What follows is a block of records; reproduce all of it verbatim.

-- START ROWS --

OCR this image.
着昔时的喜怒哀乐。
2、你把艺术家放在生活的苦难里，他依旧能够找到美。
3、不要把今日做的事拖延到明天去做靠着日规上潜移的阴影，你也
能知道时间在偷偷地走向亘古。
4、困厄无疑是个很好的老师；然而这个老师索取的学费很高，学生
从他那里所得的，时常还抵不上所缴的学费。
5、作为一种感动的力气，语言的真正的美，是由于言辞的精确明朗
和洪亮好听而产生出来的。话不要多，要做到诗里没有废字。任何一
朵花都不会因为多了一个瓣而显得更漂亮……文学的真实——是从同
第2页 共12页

-- END ROWS --

**THE RESPONSE:**
OCR this image.
着昔时的喜怒哀乐。
2、你把艺术家放在生活的苦难里，他依旧能够找到美。
3、不要把今日做的事拖延到明天去做靠着日规上潜移的阴影，你也
能知道时间在偷偷地走向亘古。
4、困厄无疑是个很好的老师；然而这个老师索取的学费很高，学生
从他那里所得的，时常还抵不上所缴的学费。
5、作为一种感动的力气，语言的真正的美，是由于言辞的精确明朗
和洪亮好听而产生出来的。话不要多，要做到诗里没有废字。任何一
朵花都不会因为多了一个瓣而显得更漂亮……文学的真实——是从同
第2页 共12页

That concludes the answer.